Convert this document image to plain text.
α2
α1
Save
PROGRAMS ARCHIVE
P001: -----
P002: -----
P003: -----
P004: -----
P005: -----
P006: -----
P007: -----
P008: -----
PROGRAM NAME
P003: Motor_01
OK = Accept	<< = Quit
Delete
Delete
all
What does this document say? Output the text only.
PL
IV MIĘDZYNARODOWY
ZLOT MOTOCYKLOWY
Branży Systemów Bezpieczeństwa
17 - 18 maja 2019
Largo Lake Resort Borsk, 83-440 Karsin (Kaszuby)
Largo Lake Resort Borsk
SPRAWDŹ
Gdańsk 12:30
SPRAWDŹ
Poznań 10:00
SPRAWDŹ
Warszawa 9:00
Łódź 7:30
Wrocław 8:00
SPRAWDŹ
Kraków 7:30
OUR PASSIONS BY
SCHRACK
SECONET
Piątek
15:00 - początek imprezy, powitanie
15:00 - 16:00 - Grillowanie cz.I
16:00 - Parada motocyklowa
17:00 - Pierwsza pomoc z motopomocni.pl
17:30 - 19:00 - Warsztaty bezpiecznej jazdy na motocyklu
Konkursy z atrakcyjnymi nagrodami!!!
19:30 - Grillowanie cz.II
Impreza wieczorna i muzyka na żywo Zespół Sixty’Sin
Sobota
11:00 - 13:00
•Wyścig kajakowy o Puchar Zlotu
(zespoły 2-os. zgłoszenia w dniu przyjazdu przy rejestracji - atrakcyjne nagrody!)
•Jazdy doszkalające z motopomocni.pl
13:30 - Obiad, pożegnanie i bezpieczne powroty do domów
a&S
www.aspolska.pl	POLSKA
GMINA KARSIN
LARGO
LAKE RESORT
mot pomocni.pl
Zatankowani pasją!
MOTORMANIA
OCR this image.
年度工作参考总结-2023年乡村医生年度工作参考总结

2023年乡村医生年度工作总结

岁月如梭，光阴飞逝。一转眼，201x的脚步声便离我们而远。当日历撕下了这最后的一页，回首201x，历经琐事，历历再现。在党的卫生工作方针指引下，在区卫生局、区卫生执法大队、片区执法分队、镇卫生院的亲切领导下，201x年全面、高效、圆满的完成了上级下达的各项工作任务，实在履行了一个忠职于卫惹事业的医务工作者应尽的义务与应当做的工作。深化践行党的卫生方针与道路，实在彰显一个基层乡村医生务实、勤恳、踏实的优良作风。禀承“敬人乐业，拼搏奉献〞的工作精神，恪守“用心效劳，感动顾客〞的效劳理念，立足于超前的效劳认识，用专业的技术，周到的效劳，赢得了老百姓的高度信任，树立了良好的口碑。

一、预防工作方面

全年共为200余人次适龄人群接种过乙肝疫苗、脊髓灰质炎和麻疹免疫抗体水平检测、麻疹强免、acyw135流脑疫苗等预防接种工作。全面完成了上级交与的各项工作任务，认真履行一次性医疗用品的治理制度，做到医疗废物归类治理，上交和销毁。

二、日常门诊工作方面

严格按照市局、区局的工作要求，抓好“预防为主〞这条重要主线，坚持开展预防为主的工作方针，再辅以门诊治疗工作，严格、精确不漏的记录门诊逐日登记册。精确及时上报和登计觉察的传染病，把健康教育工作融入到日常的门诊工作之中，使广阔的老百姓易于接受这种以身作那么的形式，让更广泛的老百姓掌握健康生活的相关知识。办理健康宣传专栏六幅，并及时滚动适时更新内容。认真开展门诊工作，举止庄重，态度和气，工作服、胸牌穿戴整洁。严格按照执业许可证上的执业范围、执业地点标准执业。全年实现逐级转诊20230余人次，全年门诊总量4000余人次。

• REQUEST
Repeat the records exactly, including every line.

• ANSWER TO THE EXERCISE
Convert this document image to plain text.
α2
α1
Save
PROGRAMS ARCHIVE
P001: -----
P002: -----
P003: -----
P004: -----
P005: -----
P006: -----
P007: -----
P008: -----
PROGRAM NAME
P003: Motor_01
OK = Accept	<< = Quit
Delete
Delete
all
What does this document say? Output the text only.
PL
IV MIĘDZYNARODOWY
ZLOT MOTOCYKLOWY
Branży Systemów Bezpieczeństwa
17 - 18 maja 2019
Largo Lake Resort Borsk, 83-440 Karsin (Kaszuby)
Largo Lake Resort Borsk
SPRAWDŹ
Gdańsk 12:30
SPRAWDŹ
Poznań 10:00
SPRAWDŹ
Warszawa 9:00
Łódź 7:30
Wrocław 8:00
SPRAWDŹ
Kraków 7:30
OUR PASSIONS BY
SCHRACK
SECONET
Piątek
15:00 - początek imprezy, powitanie
15:00 - 16:00 - Grillowanie cz.I
16:00 - Parada motocyklowa
17:00 - Pierwsza pomoc z motopomocni.pl
17:30 - 19:00 - Warsztaty bezpiecznej jazdy na motocyklu
Konkursy z atrakcyjnymi nagrodami!!!
19:30 - Grillowanie cz.II
Impreza wieczorna i muzyka na żywo Zespół Sixty’Sin
Sobota
11:00 - 13:00
•Wyścig kajakowy o Puchar Zlotu
(zespoły 2-os. zgłoszenia w dniu przyjazdu przy rejestracji - atrakcyjne nagrody!)
•Jazdy doszkalające z motopomocni.pl
13:30 - Obiad, pożegnanie i bezpieczne powroty do domów
a&S
www.aspolska.pl	POLSKA
GMINA KARSIN
LARGO
LAKE RESORT
mot pomocni.pl
Zatankowani pasją!
MOTORMANIA
OCR this image.
年度工作参考总结-2023年乡村医生年度工作参考总结

2023年乡村医生年度工作总结

岁月如梭，光阴飞逝。一转眼，201x的脚步声便离我们而远。当日历撕下了这最后的一页，回首201x，历经琐事，历历再现。在党的卫生工作方针指引下，在区卫生局、区卫生执法大队、片区执法分队、镇卫生院的亲切领导下，201x年全面、高效、圆满的完成了上级下达的各项工作任务，实在履行了一个忠职于卫惹事业的医务工作者应尽的义务与应当做的工作。深化践行党的卫生方针与道路，实在彰显一个基层乡村医生务实、勤恳、踏实的优良作风。禀承“敬人乐业，拼搏奉献〞的工作精神，恪守“用心效劳，感动顾客〞的效劳理念，立足于超前的效劳认识，用专业的技术，周到的效劳，赢得了老百姓的高度信任，树立了良好的口碑。

一、预防工作方面

全年共为200余人次适龄人群接种过乙肝疫苗、脊髓灰质炎和麻疹免疫抗体水平检测、麻疹强免、acyw135流脑疫苗等预防接种工作。全面完成了上级交与的各项工作任务，认真履行一次性医疗用品的治理制度，做到医疗废物归类治理，上交和销毁。

二、日常门诊工作方面

严格按照市局、区局的工作要求，抓好“预防为主〞这条重要主线，坚持开展预防为主的工作方针，再辅以门诊治疗工作，严格、精确不漏的记录门诊逐日登记册。精确及时上报和登计觉察的传染病，把健康教育工作融入到日常的门诊工作之中，使广阔的老百姓易于接受这种以身作那么的形式，让更广泛的老百姓掌握健康生活的相关知识。办理健康宣传专栏六幅，并及时滚动适时更新内容。认真开展门诊工作，举止庄重，态度和气，工作服、胸牌穿戴整洁。严格按照执业许可证上的执业范围、执业地点标准执业。全年实现逐级转诊20230余人次，全年门诊总量4000余人次。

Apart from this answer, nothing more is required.